He said he's not proposing to replace the taxonomic categories pioneered by Linnaeus. Nor is he proposing to do away with the binomial naming system — but some scientists go further.

"The binomial system for naming species is a necessary evil," says David Hillis, a professor of integrative biology at the University of Texas who says he'd prefer a more precise nomenclature, such as registration numbers for all species. "No one would suggest such an awkward system today, but it is so entrenched that it is virtually impossible to change."

Drowning in DNA Data

DNA sequencing has contributed more to evolutionary biology than any other discovery in history — 99 percent of the Earth's species have been identified in the 50 years since James Watson and Francis Crick discovered the structure of DNA.

Some of those findings have been quite surprising, forcing revisions in classical taxonomic associations.

Some surprising evolutionary relationships — ones that scientists in Linnaeus' time couldn't have predicted based on morphology — emerge from DNA analysis. For example, did you know a beech tree and a cucumber are more closely related than a beech tree and a sycamore tree? Click on the graphic to see more surprising kinships.

For example, molecular data is firmly coming to the conclusion that termites, previously considered to be in a separate order from cockroaches, are actually wood-eating cockroaches that became social. DNA sequencing is also placing whales very close to hippos on the evolutionary tree. Some scientists were skeptical of the early data, but additional molecular data and new fossil finds have strengthened that conclusion.

Nevertheless, although DNA evidence might provide a powerful and testable principle for ordering organisms, some caution the results are not always clear-cut.

"Molecular data, while useful, is not infallible and does often return somewhat confusing results," said Michael Eisen, an evolutionary molecular biologist at the Lawrence Berkeley National Laboratory. "There still remain deep divisions and arguments about particular classifications and how things are grouped together."

The complexity that molecular data adds to taxonomy is illustrated by recent DNA findings in de Queiroz's field of specialization, lizards.

| TASK LIST |
1. Decide whether each statement below agrees with the passage on DNA and species classification, and for each answer yes or no, quoting the words of the passage that decide it: (a) David Hillis would prefer registration numbers for all species. (b) DNA sequencing places whales very close to cockroaches on the evolutionary tree. (c) Michael Eisen describes molecular data as infallible.
2. Go on with the passage on DNA and species classification from the point where it stops.

Structured page parsing data:
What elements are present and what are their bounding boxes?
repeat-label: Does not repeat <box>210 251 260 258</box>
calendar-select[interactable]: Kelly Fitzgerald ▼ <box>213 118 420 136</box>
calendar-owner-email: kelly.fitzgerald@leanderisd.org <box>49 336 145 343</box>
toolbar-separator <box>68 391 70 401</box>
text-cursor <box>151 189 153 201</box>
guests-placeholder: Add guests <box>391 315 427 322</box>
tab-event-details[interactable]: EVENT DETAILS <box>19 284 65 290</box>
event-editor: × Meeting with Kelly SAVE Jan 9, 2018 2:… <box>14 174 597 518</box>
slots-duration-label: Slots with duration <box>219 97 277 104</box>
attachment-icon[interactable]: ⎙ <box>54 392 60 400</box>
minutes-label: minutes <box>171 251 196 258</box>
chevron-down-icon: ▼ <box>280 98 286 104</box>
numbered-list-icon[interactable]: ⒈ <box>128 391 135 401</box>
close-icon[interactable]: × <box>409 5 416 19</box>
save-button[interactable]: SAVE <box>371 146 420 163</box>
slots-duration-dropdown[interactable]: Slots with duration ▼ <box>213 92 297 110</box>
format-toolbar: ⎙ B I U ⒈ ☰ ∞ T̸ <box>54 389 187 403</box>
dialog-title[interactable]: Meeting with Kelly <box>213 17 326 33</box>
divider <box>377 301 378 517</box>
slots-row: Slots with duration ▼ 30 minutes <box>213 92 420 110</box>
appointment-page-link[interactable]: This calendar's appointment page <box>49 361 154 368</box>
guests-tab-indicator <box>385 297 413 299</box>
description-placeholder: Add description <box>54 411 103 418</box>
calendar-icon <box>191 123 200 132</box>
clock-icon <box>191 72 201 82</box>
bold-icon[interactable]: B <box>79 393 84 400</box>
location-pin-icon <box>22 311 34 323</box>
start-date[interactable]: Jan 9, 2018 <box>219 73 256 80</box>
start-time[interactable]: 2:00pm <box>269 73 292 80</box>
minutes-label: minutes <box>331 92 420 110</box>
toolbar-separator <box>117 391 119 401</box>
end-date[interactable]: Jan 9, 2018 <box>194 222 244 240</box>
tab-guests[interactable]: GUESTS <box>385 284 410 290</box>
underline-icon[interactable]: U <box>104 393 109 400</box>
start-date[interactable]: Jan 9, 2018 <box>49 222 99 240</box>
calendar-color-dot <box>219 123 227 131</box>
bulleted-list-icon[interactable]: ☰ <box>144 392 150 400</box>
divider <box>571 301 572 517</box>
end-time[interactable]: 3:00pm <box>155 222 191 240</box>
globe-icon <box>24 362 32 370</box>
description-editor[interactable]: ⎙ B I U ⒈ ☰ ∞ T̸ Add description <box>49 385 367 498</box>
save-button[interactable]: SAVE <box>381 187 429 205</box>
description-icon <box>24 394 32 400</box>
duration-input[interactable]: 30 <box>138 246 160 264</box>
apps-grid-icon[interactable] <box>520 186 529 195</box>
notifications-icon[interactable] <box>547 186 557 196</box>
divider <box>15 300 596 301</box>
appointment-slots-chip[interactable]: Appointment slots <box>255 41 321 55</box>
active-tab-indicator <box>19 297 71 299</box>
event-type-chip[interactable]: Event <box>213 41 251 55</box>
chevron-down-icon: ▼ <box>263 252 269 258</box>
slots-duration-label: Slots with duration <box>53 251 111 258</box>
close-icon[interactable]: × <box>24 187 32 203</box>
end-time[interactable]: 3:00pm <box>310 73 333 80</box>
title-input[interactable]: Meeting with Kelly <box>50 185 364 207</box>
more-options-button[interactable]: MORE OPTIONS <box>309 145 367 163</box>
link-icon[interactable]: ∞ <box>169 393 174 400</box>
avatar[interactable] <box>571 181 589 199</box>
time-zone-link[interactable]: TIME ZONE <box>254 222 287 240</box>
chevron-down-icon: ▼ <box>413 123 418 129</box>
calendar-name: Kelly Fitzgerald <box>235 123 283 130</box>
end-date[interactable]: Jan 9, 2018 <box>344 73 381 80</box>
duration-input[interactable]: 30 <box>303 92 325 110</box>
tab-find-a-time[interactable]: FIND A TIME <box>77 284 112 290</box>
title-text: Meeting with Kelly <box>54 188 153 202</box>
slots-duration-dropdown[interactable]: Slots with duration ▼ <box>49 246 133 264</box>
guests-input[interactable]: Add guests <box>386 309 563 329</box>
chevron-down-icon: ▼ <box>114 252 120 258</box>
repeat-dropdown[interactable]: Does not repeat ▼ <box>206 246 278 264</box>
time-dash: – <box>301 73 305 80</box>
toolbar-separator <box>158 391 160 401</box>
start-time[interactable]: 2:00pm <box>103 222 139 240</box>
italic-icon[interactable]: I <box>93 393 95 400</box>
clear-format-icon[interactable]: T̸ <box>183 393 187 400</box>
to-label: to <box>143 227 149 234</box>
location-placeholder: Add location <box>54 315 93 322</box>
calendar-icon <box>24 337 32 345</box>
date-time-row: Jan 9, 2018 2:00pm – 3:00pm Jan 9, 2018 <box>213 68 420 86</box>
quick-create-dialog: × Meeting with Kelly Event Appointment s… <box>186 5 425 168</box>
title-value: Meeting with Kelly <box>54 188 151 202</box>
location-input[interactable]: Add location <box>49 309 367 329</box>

| EXERCISE RESPONSES |
1.
(a) Yes: "such as registration numbers for all species."
(b) No: "DNA sequencing is also placing whales very close to hippos on the evolutionary tree."
(c) No: "Molecular data, while useful, is not infallible and does often return somewhat confusing results."

2.
The results have suggested that the root of the lizard tree — the place where lizards branched off from other species — is in a place where scientists hadn't considered before, and that many believe is wrong.

Mapping this new suggested root shows that, if accurate, an unlikely series of evolutionary events (see diagram in gallery) would have had to occur. For example, the ability to apprehend prey with jaws rather than with the tongue would have evolved six times, rather than just once on the old tree.

"When (molecular results) are surprising, they're often wrong," de Queiroz said. "There is a long history of premature conclusions."

As a result, he said, Linnaean-inspired tree systems play an integral role in putting DNA sequence information in perspective. "If anything, the trees have become more important as a result of (molecular biologists') efforts," he said.

Another example is the now-rejected finding that guinea pigs are not rodents. "If that were true, it would be huge," said de Queiroz.

In the end, the debates may only serve to highlight the great strength of the Linnaean system: It was simplicity — not accuracy — that proved the key to its success, and that's precisely why it has survived the computer, internet and DNA revolutions.

As scientists struggle with an amount of information unimaginable in Linnaeus' day, generated by DNA sequencing and the identification of 1.8 million plants and animals (of 5 million to 10 million believed to exist), Linnaean supporters say the taxonomy system — though much-modified over the years — is more important than ever.

"To handle all 10 million different species it is most convenient to sort them into groups (such as) families, orders, classes, etc.," said Birgitta Bremer, a professor at the Royal Swedish Academy of Sciences and director of the Bergius Botanic Garden in Stockholm, Sweden, Linnaeus' home country. "Of course all these different ranks are more or less arbitrary, but as long as they represent natural groups (branches on the tree) it is OK."